◆ WHAT IS REQUIRED ◆
Would you transcribe all of the data exactly, down to the last character?

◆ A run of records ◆
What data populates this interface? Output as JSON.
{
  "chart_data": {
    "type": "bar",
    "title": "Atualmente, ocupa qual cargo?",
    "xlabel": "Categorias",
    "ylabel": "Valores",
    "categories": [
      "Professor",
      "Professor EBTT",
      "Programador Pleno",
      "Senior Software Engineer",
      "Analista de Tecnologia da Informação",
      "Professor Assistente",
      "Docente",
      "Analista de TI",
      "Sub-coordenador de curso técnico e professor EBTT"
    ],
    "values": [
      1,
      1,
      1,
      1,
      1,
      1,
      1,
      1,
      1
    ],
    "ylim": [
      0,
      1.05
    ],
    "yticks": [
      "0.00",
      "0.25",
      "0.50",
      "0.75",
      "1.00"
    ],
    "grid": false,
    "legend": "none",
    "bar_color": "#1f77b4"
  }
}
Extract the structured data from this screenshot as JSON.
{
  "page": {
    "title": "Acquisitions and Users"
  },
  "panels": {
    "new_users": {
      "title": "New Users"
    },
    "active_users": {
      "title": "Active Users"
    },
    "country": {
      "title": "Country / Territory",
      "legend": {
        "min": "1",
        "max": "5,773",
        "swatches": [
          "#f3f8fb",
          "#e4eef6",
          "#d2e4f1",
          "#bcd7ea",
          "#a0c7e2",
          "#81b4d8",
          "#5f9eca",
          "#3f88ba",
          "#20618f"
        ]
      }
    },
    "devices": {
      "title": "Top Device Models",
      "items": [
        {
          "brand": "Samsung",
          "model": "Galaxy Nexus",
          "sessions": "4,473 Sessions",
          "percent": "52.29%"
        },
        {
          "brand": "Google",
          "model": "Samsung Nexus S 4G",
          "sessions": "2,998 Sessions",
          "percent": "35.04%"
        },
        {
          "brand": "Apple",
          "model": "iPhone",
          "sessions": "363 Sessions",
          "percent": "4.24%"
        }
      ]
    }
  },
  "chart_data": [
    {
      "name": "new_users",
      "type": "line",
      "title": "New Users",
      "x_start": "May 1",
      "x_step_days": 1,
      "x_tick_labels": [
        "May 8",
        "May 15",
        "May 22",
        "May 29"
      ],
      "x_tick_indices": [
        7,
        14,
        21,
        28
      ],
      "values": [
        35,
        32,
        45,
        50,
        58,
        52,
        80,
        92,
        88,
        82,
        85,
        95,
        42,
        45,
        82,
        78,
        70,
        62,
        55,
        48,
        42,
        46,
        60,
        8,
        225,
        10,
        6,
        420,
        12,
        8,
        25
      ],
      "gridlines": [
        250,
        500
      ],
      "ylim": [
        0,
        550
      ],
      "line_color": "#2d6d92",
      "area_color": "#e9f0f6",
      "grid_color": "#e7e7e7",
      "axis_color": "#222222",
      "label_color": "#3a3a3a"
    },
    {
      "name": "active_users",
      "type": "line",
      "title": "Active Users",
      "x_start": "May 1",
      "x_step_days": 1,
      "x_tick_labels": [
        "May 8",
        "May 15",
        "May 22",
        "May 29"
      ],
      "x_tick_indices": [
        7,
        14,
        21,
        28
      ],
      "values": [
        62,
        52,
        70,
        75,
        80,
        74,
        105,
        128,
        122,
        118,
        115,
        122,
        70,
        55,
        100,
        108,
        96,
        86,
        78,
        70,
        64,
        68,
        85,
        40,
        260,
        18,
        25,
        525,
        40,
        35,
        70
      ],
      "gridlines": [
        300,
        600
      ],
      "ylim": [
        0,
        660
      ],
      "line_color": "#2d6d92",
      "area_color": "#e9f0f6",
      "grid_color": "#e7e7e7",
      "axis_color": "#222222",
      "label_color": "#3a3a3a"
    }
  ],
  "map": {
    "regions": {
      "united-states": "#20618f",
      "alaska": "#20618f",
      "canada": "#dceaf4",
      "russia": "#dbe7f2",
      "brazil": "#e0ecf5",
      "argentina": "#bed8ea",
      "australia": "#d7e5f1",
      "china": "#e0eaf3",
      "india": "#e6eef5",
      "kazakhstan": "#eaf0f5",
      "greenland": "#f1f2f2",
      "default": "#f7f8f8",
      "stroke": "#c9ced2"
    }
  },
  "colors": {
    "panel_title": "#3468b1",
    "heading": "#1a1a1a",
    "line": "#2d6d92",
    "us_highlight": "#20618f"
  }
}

◆ ANSWER TO THIS EXERCISE ◆
What data populates this interface? Output as JSON.
{
  "chart_data": {
    "type": "bar",
    "title": "Atualmente, ocupa qual cargo?",
    "xlabel": "Categorias",
    "ylabel": "Valores",
    "categories": [
      "Professor",
      "Professor EBTT",
      "Programador Pleno",
      "Senior Software Engineer",
      "Analista de Tecnologia da Informação",
      "Professor Assistente",
      "Docente",
      "Analista de TI",
      "Sub-coordenador de curso técnico e professor EBTT"
    ],
    "values": [
      1,
      1,
      1,
      1,
      1,
      1,
      1,
      1,
      1
    ],
    "ylim": [
      0,
      1.05
    ],
    "yticks": [
      "0.00",
      "0.25",
      "0.50",
      "0.75",
      "1.00"
    ],
    "grid": false,
    "legend": "none",
    "bar_color": "#1f77b4"
  }
}
Extract the structured data from this screenshot as JSON.
{
  "page": {
    "title": "Acquisitions and Users"
  },
  "panels": {
    "new_users": {
      "title": "New Users"
    },
    "active_users": {
      "title": "Active Users"
    },
    "country": {
      "title": "Country / Territory",
      "legend": {
        "min": "1",
        "max": "5,773",
        "swatches": [
          "#f3f8fb",
          "#e4eef6",
          "#d2e4f1",
          "#bcd7ea",
          "#a0c7e2",
          "#81b4d8",
          "#5f9eca",
          "#3f88ba",
          "#20618f"
        ]
      }
    },
    "devices": {
      "title": "Top Device Models",
      "items": [
        {
          "brand": "Samsung",
          "model": "Galaxy Nexus",
          "sessions": "4,473 Sessions",
          "percent": "52.29%"
        },
        {
          "brand": "Google",
          "model": "Samsung Nexus S 4G",
          "sessions": "2,998 Sessions",
          "percent": "35.04%"
        },
        {
          "brand": "Apple",
          "model": "iPhone",
          "sessions": "363 Sessions",
          "percent": "4.24%"
        }
      ]
    }
  },
  "chart_data": [
    {
      "name": "new_users",
      "type": "line",
      "title": "New Users",
      "x_start": "May 1",
      "x_step_days": 1,
      "x_tick_labels": [
        "May 8",
        "May 15",
        "May 22",
        "May 29"
      ],
      "x_tick_indices": [
        7,
        14,
        21,
        28
      ],
      "values": [
        35,
        32,
        45,
        50,
        58,
        52,
        80,
        92,
        88,
        82,
        85,
        95,
        42,
        45,
        82,
        78,
        70,
        62,
        55,
        48,
        42,
        46,
        60,
        8,
        225,
        10,
        6,
        420,
        12,
        8,
        25
      ],
      "gridlines": [
        250,
        500
      ],
      "ylim": [
        0,
        550
      ],
      "line_color": "#2d6d92",
      "area_color": "#e9f0f6",
      "grid_color": "#e7e7e7",
      "axis_color": "#222222",
      "label_color": "#3a3a3a"
    },
    {
      "name": "active_users",
      "type": "line",
      "title": "Active Users",
      "x_start": "May 1",
      "x_step_days": 1,
      "x_tick_labels": [
        "May 8",
        "May 15",
        "May 22",
        "May 29"
      ],
      "x_tick_indices": [
        7,
        14,
        21,
        28
      ],
      "values": [
        62,
        52,
        70,
        75,
        80,
        74,
        105,
        128,
        122,
        118,
        115,
        122,
        70,
        55,
        100,
        108,
        96,
        86,
        78,
        70,
        64,
        68,
        85,
        40,
        260,
        18,
        25,
        525,
        40,
        35,
        70
      ],
      "gridlines": [
        300,
        600
      ],
      "ylim": [
        0,
        660
      ],
      "line_color": "#2d6d92",
      "area_color": "#e9f0f6",
      "grid_color": "#e7e7e7",
      "axis_color": "#222222",
      "label_color": "#3a3a3a"
    }
  ],
  "map": {
    "regions": {
      "united-states": "#20618f",
      "alaska": "#20618f",
      "canada": "#dceaf4",
      "russia": "#dbe7f2",
      "brazil": "#e0ecf5",
      "argentina": "#bed8ea",
      "australia": "#d7e5f1",
      "china": "#e0eaf3",
      "india": "#e6eef5",
      "kazakhstan": "#eaf0f5",
      "greenland": "#f1f2f2",
      "default": "#f7f8f8",
      "stroke": "#c9ced2"
    }
  },
  "colors": {
    "panel_title": "#3468b1",
    "heading": "#1a1a1a",
    "line": "#2d6d92",
    "us_highlight": "#20618f"
  }
}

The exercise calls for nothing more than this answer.